---- Records to use
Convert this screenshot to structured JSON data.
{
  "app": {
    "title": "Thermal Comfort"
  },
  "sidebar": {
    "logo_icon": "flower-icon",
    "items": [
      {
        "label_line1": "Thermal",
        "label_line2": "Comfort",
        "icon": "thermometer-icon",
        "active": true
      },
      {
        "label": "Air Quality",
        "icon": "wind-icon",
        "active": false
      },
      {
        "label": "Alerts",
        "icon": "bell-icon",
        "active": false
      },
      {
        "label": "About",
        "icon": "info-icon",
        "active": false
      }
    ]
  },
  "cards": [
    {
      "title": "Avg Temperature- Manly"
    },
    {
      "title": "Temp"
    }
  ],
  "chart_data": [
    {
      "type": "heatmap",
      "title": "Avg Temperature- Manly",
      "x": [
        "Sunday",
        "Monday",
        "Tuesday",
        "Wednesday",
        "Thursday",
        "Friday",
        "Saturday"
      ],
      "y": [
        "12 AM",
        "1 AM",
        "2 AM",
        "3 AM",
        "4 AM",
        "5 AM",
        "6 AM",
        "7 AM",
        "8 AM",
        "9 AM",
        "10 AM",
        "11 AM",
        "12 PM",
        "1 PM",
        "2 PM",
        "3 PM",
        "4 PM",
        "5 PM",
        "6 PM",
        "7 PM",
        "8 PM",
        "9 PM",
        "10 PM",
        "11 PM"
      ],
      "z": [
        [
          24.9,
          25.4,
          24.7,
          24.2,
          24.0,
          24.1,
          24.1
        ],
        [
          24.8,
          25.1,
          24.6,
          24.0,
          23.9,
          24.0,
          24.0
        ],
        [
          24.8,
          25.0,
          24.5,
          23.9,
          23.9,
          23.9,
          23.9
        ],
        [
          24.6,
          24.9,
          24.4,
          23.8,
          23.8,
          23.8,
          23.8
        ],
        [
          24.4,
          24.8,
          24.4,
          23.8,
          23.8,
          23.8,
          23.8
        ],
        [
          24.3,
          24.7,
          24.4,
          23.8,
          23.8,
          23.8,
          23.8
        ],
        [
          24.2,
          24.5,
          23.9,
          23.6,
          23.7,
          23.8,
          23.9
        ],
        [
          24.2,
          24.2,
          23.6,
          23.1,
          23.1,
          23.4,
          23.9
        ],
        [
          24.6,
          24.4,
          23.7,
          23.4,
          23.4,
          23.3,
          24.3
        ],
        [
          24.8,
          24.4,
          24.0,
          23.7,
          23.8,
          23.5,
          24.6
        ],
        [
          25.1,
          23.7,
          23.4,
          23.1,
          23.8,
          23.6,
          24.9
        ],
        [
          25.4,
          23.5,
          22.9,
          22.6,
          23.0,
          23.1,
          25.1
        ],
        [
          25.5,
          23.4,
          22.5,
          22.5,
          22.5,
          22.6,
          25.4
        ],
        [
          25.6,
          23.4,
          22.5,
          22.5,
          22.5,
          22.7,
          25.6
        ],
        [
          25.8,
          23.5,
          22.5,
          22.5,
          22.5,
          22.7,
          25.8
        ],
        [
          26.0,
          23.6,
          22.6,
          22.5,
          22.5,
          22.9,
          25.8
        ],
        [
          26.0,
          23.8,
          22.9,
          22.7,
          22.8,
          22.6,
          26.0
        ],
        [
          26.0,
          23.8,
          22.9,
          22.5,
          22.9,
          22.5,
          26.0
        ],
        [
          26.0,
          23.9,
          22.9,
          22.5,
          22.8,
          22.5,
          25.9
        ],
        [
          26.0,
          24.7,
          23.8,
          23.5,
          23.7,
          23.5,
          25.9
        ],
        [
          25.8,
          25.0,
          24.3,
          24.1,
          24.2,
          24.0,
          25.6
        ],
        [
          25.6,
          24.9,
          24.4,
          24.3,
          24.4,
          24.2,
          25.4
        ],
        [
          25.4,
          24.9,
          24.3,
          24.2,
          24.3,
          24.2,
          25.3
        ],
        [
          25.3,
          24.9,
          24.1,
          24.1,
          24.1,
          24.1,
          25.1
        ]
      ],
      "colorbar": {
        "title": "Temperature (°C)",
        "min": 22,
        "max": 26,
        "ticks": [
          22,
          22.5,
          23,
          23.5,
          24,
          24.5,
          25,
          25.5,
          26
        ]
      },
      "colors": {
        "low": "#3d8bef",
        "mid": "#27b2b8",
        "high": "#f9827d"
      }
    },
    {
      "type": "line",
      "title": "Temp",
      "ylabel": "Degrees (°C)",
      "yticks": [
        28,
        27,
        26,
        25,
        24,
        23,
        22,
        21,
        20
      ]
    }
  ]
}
--------
---- Records to use
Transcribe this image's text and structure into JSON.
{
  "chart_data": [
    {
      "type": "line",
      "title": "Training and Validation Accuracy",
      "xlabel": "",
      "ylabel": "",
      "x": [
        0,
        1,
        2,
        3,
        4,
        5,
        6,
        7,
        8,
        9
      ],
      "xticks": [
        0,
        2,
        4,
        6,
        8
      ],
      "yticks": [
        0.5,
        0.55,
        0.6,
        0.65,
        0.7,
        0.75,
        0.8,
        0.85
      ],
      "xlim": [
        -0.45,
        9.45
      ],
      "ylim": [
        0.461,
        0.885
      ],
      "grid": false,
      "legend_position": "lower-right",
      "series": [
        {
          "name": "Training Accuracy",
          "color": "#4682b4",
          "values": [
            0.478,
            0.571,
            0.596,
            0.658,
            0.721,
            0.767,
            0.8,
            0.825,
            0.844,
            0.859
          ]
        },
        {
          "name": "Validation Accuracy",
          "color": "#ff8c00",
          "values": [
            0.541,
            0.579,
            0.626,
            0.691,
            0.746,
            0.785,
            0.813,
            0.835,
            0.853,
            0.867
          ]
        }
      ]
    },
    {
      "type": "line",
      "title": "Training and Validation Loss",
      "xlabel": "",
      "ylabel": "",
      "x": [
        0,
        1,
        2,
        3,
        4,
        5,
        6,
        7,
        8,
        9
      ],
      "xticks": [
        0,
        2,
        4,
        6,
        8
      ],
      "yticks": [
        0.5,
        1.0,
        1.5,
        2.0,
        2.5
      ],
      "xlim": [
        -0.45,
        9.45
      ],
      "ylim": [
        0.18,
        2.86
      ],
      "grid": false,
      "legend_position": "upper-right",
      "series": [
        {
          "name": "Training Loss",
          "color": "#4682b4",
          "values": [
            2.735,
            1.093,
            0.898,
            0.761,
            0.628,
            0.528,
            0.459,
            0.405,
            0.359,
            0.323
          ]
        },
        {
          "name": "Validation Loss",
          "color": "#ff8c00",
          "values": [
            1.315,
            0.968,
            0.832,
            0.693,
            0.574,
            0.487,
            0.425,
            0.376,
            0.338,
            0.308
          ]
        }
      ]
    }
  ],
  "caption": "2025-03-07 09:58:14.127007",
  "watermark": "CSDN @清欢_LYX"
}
--------
Give the count of lines holding the word "name", with no other words.

Response to this exercise - 4